### RECORDS FOR THIS TASK
——————

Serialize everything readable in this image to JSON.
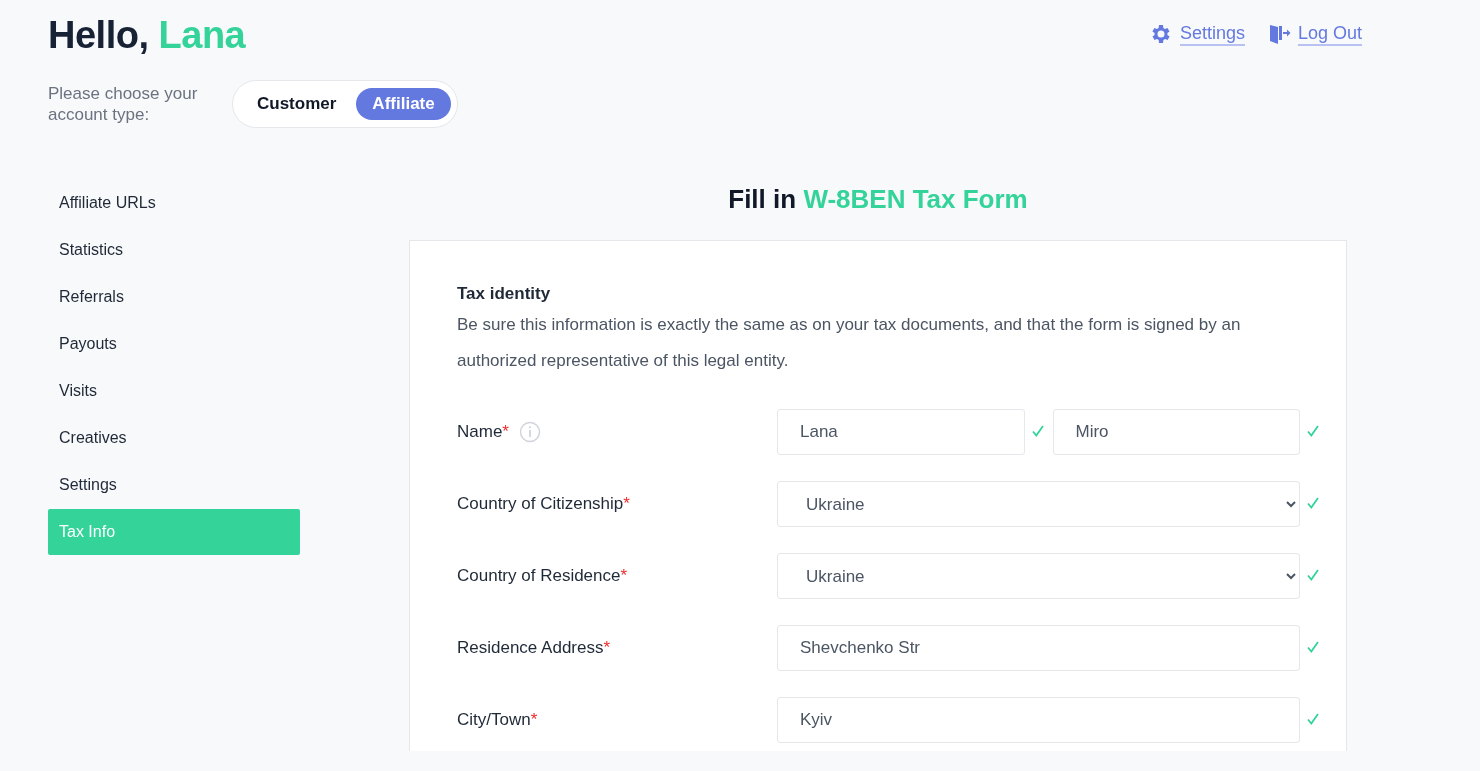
{
  "greeting": {
    "prefix": "Hello,",
    "name": "Lana"
  },
  "top_links": [
    {
      "kind": "settings",
      "label": "Settings"
    },
    {
      "kind": "logout",
      "label": "Log Out"
    }
  ],
  "account_type": {
    "prompt": "Please choose your account type:",
    "options": [
      {
        "label": "Customer",
        "selected": false
      },
      {
        "label": "Affiliate",
        "selected": true
      }
    ]
  },
  "sidebar": {
    "items": [
      {
        "label": "Affiliate URLs",
        "selected": false
      },
      {
        "label": "Statistics",
        "selected": false
      },
      {
        "label": "Referrals",
        "selected": false
      },
      {
        "label": "Payouts",
        "selected": false
      },
      {
        "label": "Visits",
        "selected": false
      },
      {
        "label": "Creatives",
        "selected": false
      },
      {
        "label": "Settings",
        "selected": false
      },
      {
        "label": "Tax Info",
        "selected": true
      }
    ]
  },
  "form": {
    "title_prefix": "Fill in",
    "title_highlight": "W-8BEN Tax Form",
    "section_title": "Tax identity",
    "description": "Be sure this information is exactly the same as on your tax documents, and that the form is signed by an authorized representative of this legal entity.",
    "rows": [
      {
        "kind": "text",
        "label": "Name",
        "required_mark": "*",
        "info": true,
        "fields": [
          {
            "value": "Lana",
            "valid": true
          },
          {
            "value": "Miro",
            "valid": true
          }
        ]
      },
      {
        "kind": "select",
        "label": "Country of Citizenship",
        "required_mark": "*",
        "fields": [
          {
            "value": "Ukraine",
            "valid": true
          }
        ]
      },
      {
        "kind": "select",
        "label": "Country of Residence",
        "required_mark": "*",
        "fields": [
          {
            "value": "Ukraine",
            "valid": true
          }
        ]
      },
      {
        "kind": "text",
        "label": "Residence Address",
        "required_mark": "*",
        "fields": [
          {
            "value": "Shevchenko Str",
            "valid": true
          }
        ]
      },
      {
        "kind": "text",
        "label": "City/Town",
        "required_mark": "*",
        "fields": [
          {
            "value": "Kyiv",
            "valid": true
          }
        ]
      }
    ]
  }
}
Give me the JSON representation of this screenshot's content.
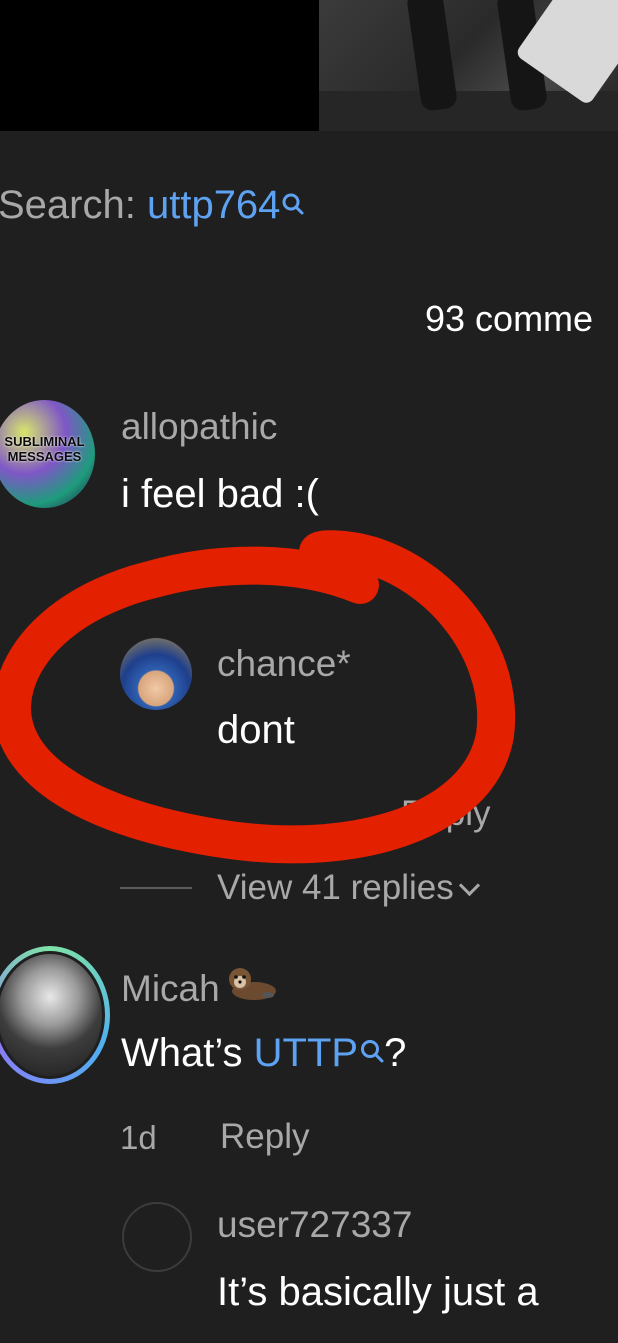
{
  "search": {
    "prefix": "Search: ",
    "term": "uttp764"
  },
  "comment_count": "93 comme",
  "comments": [
    {
      "username": "allopathic",
      "text": "i feel bad :(",
      "avatar_text": "SUBLIMINAL MESSAGES"
    },
    {
      "username": "chance*",
      "text": "dont",
      "reply_label": "Reply"
    },
    {
      "view_replies": "View 41 replies"
    },
    {
      "username": "Micah",
      "text_before": "What’s ",
      "text_link": "UTTP",
      "text_after": "?",
      "time": "1d",
      "reply_label": "Reply"
    },
    {
      "username": "user727337",
      "text": "It’s basically just a"
    }
  ],
  "colors": {
    "background": "#1f1f1f",
    "link": "#5ea2f2",
    "muted": "#a8a8a8",
    "annotation": "#e32000"
  },
  "icons": [
    "search-icon",
    "chevron-down-icon",
    "otter-emoji-icon"
  ]
}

——————

### WORK INSTRUCTIONS
Which lines of the material contain the string "Affiliate"? List each of them.

### EXPECTED ANSWER
        "label": "Affiliate",
        "label": "Affiliate URLs",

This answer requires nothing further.